GIVEN EXERCISE » Set down each record exactly as written.

STORED ROWS »
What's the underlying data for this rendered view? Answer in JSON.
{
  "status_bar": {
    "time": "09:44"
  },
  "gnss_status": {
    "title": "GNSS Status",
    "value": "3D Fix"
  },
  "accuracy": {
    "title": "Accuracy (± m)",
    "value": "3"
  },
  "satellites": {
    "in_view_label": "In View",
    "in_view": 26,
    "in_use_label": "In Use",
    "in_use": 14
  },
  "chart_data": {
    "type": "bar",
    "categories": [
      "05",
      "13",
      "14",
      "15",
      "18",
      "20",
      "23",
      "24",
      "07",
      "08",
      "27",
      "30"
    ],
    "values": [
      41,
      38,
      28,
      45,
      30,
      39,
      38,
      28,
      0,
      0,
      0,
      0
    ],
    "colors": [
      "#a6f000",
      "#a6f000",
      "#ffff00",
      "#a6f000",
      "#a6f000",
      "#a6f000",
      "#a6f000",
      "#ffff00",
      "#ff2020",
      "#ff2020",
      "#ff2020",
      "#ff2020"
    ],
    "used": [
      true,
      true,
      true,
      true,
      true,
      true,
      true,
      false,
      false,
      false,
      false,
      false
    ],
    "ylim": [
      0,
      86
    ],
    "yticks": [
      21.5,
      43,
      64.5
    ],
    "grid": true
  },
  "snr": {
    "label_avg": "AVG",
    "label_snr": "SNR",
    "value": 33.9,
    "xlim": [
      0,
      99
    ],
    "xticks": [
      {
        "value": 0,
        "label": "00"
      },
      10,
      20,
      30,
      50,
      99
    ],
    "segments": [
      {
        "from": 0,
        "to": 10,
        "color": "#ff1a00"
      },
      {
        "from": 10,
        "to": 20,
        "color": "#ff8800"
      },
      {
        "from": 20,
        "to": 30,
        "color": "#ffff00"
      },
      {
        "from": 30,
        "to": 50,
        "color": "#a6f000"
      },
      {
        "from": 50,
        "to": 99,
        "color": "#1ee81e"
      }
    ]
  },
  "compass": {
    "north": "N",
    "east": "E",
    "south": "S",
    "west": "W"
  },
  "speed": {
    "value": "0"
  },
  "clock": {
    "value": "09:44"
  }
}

TASK RESPONSE »
What's the underlying data for this rendered view? Answer in JSON.
{
  "status_bar": {
    "time": "09:44"
  },
  "gnss_status": {
    "title": "GNSS Status",
    "value": "3D Fix"
  },
  "accuracy": {
    "title": "Accuracy (± m)",
    "value": "3"
  },
  "satellites": {
    "in_view_label": "In View",
    "in_view": 26,
    "in_use_label": "In Use",
    "in_use": 14
  },
  "chart_data": {
    "type": "bar",
    "categories": [
      "05",
      "13",
      "14",
      "15",
      "18",
      "20",
      "23",
      "24",
      "07",
      "08",
      "27",
      "30"
    ],
    "values": [
      41,
      38,
      28,
      45,
      30,
      39,
      38,
      28,
      0,
      0,
      0,
      0
    ],
    "colors": [
      "#a6f000",
      "#a6f000",
      "#ffff00",
      "#a6f000",
      "#a6f000",
      "#a6f000",
      "#a6f000",
      "#ffff00",
      "#ff2020",
      "#ff2020",
      "#ff2020",
      "#ff2020"
    ],
    "used": [
      true,
      true,
      true,
      true,
      true,
      true,
      true,
      false,
      false,
      false,
      false,
      false
    ],
    "ylim": [
      0,
      86
    ],
    "yticks": [
      21.5,
      43,
      64.5
    ],
    "grid": true
  },
  "snr": {
    "label_avg": "AVG",
    "label_snr": "SNR",
    "value": 33.9,
    "xlim": [
      0,
      99
    ],
    "xticks": [
      {
        "value": 0,
        "label": "00"
      },
      10,
      20,
      30,
      50,
      99
    ],
    "segments": [
      {
        "from": 0,
        "to": 10,
        "color": "#ff1a00"
      },
      {
        "from": 10,
        "to": 20,
        "color": "#ff8800"
      },
      {
        "from": 20,
        "to": 30,
        "color": "#ffff00"
      },
      {
        "from": 30,
        "to": 50,
        "color": "#a6f000"
      },
      {
        "from": 50,
        "to": 99,
        "color": "#1ee81e"
      }
    ]
  },
  "compass": {
    "north": "N",
    "east": "E",
    "south": "S",
    "west": "W"
  },
  "speed": {
    "value": "0"
  },
  "clock": {
    "value": "09:44"
  }
}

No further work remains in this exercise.